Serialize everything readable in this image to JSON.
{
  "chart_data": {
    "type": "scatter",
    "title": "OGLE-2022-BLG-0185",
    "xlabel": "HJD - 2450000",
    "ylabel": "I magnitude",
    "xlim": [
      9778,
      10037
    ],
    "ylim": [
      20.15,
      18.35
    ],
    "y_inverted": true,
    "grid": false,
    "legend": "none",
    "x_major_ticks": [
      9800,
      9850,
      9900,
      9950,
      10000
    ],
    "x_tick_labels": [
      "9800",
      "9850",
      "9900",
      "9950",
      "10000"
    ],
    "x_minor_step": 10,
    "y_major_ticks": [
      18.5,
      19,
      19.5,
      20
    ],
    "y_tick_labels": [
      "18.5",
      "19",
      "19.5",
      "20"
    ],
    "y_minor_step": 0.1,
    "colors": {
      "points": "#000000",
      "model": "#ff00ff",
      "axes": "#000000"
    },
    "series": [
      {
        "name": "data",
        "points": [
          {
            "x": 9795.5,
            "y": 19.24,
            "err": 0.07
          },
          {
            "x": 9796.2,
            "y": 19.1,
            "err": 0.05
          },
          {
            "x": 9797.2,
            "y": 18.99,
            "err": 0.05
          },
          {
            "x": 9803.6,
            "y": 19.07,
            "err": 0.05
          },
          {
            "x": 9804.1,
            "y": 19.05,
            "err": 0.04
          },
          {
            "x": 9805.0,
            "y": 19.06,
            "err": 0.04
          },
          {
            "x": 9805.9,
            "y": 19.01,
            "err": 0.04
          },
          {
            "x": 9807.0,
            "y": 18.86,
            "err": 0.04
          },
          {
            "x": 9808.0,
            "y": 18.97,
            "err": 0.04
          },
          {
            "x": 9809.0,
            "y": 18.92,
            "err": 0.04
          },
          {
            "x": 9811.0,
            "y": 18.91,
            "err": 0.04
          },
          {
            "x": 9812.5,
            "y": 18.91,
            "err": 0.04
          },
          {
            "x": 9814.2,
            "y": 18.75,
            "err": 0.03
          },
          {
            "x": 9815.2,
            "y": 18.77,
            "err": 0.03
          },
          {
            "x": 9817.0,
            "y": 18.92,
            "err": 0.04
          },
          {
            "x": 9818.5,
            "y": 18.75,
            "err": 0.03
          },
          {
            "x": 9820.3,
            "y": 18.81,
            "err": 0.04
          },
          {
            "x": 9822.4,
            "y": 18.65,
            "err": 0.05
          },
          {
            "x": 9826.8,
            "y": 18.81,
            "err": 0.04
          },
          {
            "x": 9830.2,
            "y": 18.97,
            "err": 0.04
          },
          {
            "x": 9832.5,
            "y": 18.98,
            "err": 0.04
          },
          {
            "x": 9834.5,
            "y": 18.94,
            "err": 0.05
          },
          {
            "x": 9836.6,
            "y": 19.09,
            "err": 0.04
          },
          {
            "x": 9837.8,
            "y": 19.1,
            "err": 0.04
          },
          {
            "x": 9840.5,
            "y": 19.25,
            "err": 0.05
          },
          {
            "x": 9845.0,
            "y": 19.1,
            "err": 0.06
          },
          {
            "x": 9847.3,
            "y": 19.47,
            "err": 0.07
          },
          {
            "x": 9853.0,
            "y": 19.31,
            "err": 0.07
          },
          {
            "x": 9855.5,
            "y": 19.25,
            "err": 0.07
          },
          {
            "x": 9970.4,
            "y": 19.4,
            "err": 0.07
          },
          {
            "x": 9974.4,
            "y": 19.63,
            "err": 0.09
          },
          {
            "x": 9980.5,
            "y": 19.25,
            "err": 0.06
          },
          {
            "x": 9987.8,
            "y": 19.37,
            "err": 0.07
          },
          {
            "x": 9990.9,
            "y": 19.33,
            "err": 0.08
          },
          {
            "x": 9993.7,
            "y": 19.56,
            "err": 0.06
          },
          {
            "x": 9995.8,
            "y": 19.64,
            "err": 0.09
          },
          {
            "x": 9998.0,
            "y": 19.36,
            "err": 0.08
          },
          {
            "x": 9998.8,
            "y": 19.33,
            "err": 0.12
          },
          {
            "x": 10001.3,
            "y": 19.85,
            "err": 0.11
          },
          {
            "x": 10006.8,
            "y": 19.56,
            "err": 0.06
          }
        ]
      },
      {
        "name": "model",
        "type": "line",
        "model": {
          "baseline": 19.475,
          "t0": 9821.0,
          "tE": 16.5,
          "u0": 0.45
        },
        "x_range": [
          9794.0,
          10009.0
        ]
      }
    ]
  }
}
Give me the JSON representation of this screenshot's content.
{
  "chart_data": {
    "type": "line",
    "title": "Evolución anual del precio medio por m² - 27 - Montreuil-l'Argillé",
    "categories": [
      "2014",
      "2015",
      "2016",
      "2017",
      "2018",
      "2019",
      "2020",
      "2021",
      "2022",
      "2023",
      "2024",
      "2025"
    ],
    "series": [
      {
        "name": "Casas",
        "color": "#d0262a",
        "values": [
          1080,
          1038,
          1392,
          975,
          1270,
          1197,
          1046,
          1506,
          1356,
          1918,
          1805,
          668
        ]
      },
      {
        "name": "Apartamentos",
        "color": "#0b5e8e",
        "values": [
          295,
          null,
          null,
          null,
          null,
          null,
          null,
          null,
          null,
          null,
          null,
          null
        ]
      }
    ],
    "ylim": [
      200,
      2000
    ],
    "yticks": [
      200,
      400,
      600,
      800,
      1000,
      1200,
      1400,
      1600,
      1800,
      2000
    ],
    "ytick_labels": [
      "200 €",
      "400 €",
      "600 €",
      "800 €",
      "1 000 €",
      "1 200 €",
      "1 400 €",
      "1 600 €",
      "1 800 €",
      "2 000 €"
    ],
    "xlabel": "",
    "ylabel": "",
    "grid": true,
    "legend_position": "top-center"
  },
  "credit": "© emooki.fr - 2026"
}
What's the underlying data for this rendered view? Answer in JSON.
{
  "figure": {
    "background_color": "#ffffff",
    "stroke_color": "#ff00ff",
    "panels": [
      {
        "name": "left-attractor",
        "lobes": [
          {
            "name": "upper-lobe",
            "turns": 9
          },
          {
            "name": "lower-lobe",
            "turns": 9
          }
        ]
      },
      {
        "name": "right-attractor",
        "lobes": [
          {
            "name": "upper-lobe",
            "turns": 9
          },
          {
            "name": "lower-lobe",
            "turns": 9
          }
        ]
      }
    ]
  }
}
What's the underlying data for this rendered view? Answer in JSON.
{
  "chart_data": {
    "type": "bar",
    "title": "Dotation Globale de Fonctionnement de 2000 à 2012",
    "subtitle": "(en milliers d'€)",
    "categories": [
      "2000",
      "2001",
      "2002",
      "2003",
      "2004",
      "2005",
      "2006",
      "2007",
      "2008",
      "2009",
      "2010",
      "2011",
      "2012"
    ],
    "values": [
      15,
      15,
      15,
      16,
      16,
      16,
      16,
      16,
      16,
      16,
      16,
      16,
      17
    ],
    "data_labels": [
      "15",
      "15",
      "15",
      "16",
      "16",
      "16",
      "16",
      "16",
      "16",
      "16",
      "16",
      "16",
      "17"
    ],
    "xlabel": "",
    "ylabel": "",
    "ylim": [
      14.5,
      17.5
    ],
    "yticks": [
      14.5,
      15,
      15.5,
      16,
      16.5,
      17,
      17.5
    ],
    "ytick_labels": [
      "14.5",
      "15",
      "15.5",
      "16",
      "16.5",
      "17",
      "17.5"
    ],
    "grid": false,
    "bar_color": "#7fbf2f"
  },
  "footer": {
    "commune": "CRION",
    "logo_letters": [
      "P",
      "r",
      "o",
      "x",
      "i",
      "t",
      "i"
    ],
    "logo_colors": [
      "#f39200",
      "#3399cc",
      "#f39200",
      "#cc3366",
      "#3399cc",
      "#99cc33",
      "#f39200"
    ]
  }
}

________________

Goal:
Return all of the entries exactly as written.

Solution to this exercise:
Serialize everything readable in this image to JSON.
{
  "chart_data": {
    "type": "scatter",
    "title": "OGLE-2022-BLG-0185",
    "xlabel": "HJD - 2450000",
    "ylabel": "I magnitude",
    "xlim": [
      9778,
      10037
    ],
    "ylim": [
      20.15,
      18.35
    ],
    "y_inverted": true,
    "grid": false,
    "legend": "none",
    "x_major_ticks": [
      9800,
      9850,
      9900,
      9950,
      10000
    ],
    "x_tick_labels": [
      "9800",
      "9850",
      "9900",
      "9950",
      "10000"
    ],
    "x_minor_step": 10,
    "y_major_ticks": [
      18.5,
      19,
      19.5,
      20
    ],
    "y_tick_labels": [
      "18.5",
      "19",
      "19.5",
      "20"
    ],
    "y_minor_step": 0.1,
    "colors": {
      "points": "#000000",
      "model": "#ff00ff",
      "axes": "#000000"
    },
    "series": [
      {
        "name": "data",
        "points": [
          {
            "x": 9795.5,
            "y": 19.24,
            "err": 0.07
          },
          {
            "x": 9796.2,
            "y": 19.1,
            "err": 0.05
          },
          {
            "x": 9797.2,
            "y": 18.99,
            "err": 0.05
          },
          {
            "x": 9803.6,
            "y": 19.07,
            "err": 0.05
          },
          {
            "x": 9804.1,
            "y": 19.05,
            "err": 0.04
          },
          {
            "x": 9805.0,
            "y": 19.06,
            "err": 0.04
          },
          {
            "x": 9805.9,
            "y": 19.01,
            "err": 0.04
          },
          {
            "x": 9807.0,
            "y": 18.86,
            "err": 0.04
          },
          {
            "x": 9808.0,
            "y": 18.97,
            "err": 0.04
          },
          {
            "x": 9809.0,
            "y": 18.92,
            "err": 0.04
          },
          {
            "x": 9811.0,
            "y": 18.91,
            "err": 0.04
          },
          {
            "x": 9812.5,
            "y": 18.91,
            "err": 0.04
          },
          {
            "x": 9814.2,
            "y": 18.75,
            "err": 0.03
          },
          {
            "x": 9815.2,
            "y": 18.77,
            "err": 0.03
          },
          {
            "x": 9817.0,
            "y": 18.92,
            "err": 0.04
          },
          {
            "x": 9818.5,
            "y": 18.75,
            "err": 0.03
          },
          {
            "x": 9820.3,
            "y": 18.81,
            "err": 0.04
          },
          {
            "x": 9822.4,
            "y": 18.65,
            "err": 0.05
          },
          {
            "x": 9826.8,
            "y": 18.81,
            "err": 0.04
          },
          {
            "x": 9830.2,
            "y": 18.97,
            "err": 0.04
          },
          {
            "x": 9832.5,
            "y": 18.98,
            "err": 0.04
          },
          {
            "x": 9834.5,
            "y": 18.94,
            "err": 0.05
          },
          {
            "x": 9836.6,
            "y": 19.09,
            "err": 0.04
          },
          {
            "x": 9837.8,
            "y": 19.1,
            "err": 0.04
          },
          {
            "x": 9840.5,
            "y": 19.25,
            "err": 0.05
          },
          {
            "x": 9845.0,
            "y": 19.1,
            "err": 0.06
          },
          {
            "x": 9847.3,
            "y": 19.47,
            "err": 0.07
          },
          {
            "x": 9853.0,
            "y": 19.31,
            "err": 0.07
          },
          {
            "x": 9855.5,
            "y": 19.25,
            "err": 0.07
          },
          {
            "x": 9970.4,
            "y": 19.4,
            "err": 0.07
          },
          {
            "x": 9974.4,
            "y": 19.63,
            "err": 0.09
          },
          {
            "x": 9980.5,
            "y": 19.25,
            "err": 0.06
          },
          {
            "x": 9987.8,
            "y": 19.37,
            "err": 0.07
          },
          {
            "x": 9990.9,
            "y": 19.33,
            "err": 0.08
          },
          {
            "x": 9993.7,
            "y": 19.56,
            "err": 0.06
          },
          {
            "x": 9995.8,
            "y": 19.64,
            "err": 0.09
          },
          {
            "x": 9998.0,
            "y": 19.36,
            "err": 0.08
          },
          {
            "x": 9998.8,
            "y": 19.33,
            "err": 0.12
          },
          {
            "x": 10001.3,
            "y": 19.85,
            "err": 0.11
          },
          {
            "x": 10006.8,
            "y": 19.56,
            "err": 0.06
          }
        ]
      },
      {
        "name": "model",
        "type": "line",
        "model": {
          "baseline": 19.475,
          "t0": 9821.0,
          "tE": 16.5,
          "u0": 0.45
        },
        "x_range": [
          9794.0,
          10009.0
        ]
      }
    ]
  }
}
Give me the JSON representation of this screenshot's content.
{
  "chart_data": {
    "type": "line",
    "title": "Evolución anual del precio medio por m² - 27 - Montreuil-l'Argillé",
    "categories": [
      "2014",
      "2015",
      "2016",
      "2017",
      "2018",
      "2019",
      "2020",
      "2021",
      "2022",
      "2023",
      "2024",
      "2025"
    ],
    "series": [
      {
        "name": "Casas",
        "color": "#d0262a",
        "values": [
          1080,
          1038,
          1392,
          975,
          1270,
          1197,
          1046,
          1506,
          1356,
          1918,
          1805,
          668
        ]
      },
      {
        "name": "Apartamentos",
        "color": "#0b5e8e",
        "values": [
          295,
          null,
          null,
          null,
          null,
          null,
          null,
          null,
          null,
          null,
          null,
          null
        ]
      }
    ],
    "ylim": [
      200,
      2000
    ],
    "yticks": [
      200,
      400,
      600,
      800,
      1000,
      1200,
      1400,
      1600,
      1800,
      2000
    ],
    "ytick_labels": [
      "200 €",
      "400 €",
      "600 €",
      "800 €",
      "1 000 €",
      "1 200 €",
      "1 400 €",
      "1 600 €",
      "1 800 €",
      "2 000 €"
    ],
    "xlabel": "",
    "ylabel": "",
    "grid": true,
    "legend_position": "top-center"
  },
  "credit": "© emooki.fr - 2026"
}
What's the underlying data for this rendered view? Answer in JSON.
{
  "figure": {
    "background_color": "#ffffff",
    "stroke_color": "#ff00ff",
    "panels": [
      {
        "name": "left-attractor",
        "lobes": [
          {
            "name": "upper-lobe",
            "turns": 9
          },
          {
            "name": "lower-lobe",
            "turns": 9
          }
        ]
      },
      {
        "name": "right-attractor",
        "lobes": [
          {
            "name": "upper-lobe",
            "turns": 9
          },
          {
            "name": "lower-lobe",
            "turns": 9
          }
        ]
      }
    ]
  }
}
What's the underlying data for this rendered view? Answer in JSON.
{
  "chart_data": {
    "type": "bar",
    "title": "Dotation Globale de Fonctionnement de 2000 à 2012",
    "subtitle": "(en milliers d'€)",
    "categories": [
      "2000",
      "2001",
      "2002",
      "2003",
      "2004",
      "2005",
      "2006",
      "2007",
      "2008",
      "2009",
      "2010",
      "2011",
      "2012"
    ],
    "values": [
      15,
      15,
      15,
      16,
      16,
      16,
      16,
      16,
      16,
      16,
      16,
      16,
      17
    ],
    "data_labels": [
      "15",
      "15",
      "15",
      "16",
      "16",
      "16",
      "16",
      "16",
      "16",
      "16",
      "16",
      "16",
      "17"
    ],
    "xlabel": "",
    "ylabel": "",
    "ylim": [
      14.5,
      17.5
    ],
    "yticks": [
      14.5,
      15,
      15.5,
      16,
      16.5,
      17,
      17.5
    ],
    "ytick_labels": [
      "14.5",
      "15",
      "15.5",
      "16",
      "16.5",
      "17",
      "17.5"
    ],
    "grid": false,
    "bar_color": "#7fbf2f"
  },
  "footer": {
    "commune": "CRION",
    "logo_letters": [
      "P",
      "r",
      "o",
      "x",
      "i",
      "t",
      "i"
    ],
    "logo_colors": [
      "#f39200",
      "#3399cc",
      "#f39200",
      "#cc3366",
      "#3399cc",
      "#99cc33",
      "#f39200"
    ]
  }
}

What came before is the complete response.